§ **What is being asked**
Every line that includes the word "职责表述" is to be listed.

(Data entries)
======
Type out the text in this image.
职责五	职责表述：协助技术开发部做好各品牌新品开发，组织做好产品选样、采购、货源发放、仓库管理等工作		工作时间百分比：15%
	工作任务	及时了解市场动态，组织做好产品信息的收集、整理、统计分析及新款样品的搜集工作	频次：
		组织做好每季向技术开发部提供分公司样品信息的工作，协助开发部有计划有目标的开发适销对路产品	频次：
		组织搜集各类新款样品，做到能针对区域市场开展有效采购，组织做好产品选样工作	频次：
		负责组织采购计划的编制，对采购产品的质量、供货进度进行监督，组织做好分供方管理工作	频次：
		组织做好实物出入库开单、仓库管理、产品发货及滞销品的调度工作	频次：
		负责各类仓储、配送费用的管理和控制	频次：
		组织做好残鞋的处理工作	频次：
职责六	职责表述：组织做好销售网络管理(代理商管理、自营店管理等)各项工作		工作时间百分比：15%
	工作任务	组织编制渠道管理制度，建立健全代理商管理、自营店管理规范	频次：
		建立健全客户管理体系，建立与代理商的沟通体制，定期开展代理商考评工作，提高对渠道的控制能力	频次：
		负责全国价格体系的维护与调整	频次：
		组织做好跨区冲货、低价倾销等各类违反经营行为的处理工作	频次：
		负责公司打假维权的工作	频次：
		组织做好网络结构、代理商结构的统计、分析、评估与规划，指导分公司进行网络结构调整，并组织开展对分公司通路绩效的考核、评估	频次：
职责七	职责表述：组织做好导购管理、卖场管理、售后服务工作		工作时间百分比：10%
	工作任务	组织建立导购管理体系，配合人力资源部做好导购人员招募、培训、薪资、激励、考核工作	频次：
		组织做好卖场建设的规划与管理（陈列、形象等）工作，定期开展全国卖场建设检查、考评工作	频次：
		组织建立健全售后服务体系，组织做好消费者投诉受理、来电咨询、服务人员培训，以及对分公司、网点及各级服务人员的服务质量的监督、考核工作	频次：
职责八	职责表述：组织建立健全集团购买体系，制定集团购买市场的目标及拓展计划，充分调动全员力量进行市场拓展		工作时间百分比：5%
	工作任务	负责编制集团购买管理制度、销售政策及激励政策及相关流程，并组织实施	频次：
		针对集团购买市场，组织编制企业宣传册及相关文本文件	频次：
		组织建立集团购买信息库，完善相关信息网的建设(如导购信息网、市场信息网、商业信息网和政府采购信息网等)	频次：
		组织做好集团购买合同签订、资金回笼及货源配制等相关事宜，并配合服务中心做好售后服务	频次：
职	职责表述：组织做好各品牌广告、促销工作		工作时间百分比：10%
======
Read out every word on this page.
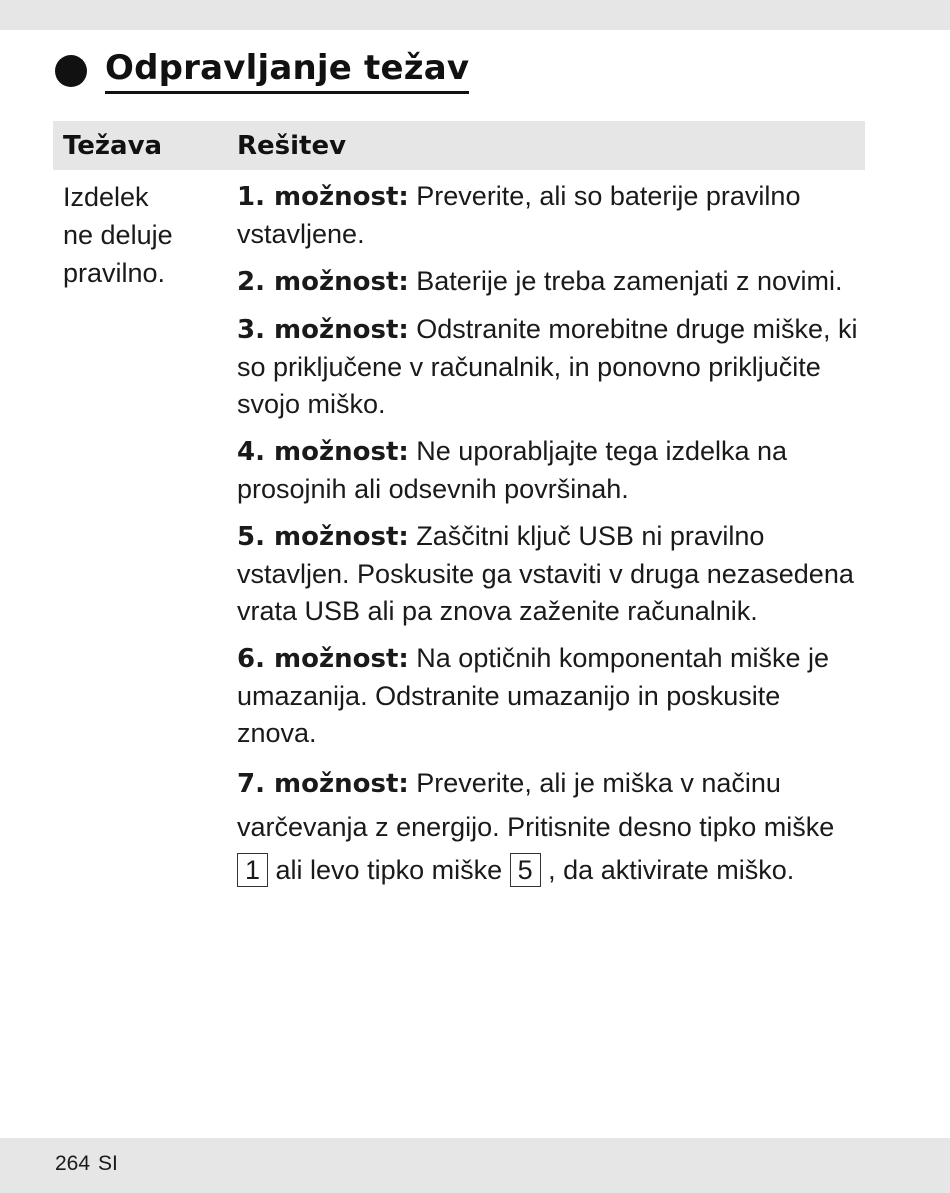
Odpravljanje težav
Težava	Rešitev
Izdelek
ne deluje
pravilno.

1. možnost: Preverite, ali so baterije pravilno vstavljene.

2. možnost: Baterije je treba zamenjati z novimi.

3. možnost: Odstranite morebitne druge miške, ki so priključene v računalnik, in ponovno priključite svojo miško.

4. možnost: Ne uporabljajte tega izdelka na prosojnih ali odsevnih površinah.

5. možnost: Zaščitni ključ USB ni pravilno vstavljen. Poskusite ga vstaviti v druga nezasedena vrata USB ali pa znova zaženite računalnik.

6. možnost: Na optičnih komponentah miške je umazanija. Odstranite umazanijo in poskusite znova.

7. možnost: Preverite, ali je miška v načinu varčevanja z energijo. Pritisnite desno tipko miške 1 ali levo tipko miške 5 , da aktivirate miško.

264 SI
======
§ **Completed exercise**
职责五	职责表述：协助技术开发部做好各品牌新品开发，组织做好产品选样、采购、货源发放、仓库管理等工作		工作时间百分比：15%
职责六	职责表述：组织做好销售网络管理(代理商管理、自营店管理等)各项工作		工作时间百分比：15%
职责七	职责表述：组织做好导购管理、卖场管理、售后服务工作		工作时间百分比：10%
职责八	职责表述：组织建立健全集团购买体系，制定集团购买市场的目标及拓展计划，充分调动全员力量进行市场拓展		工作时间百分比：5%
职	职责表述：组织做好各品牌广告、促销工作		工作时间百分比：10%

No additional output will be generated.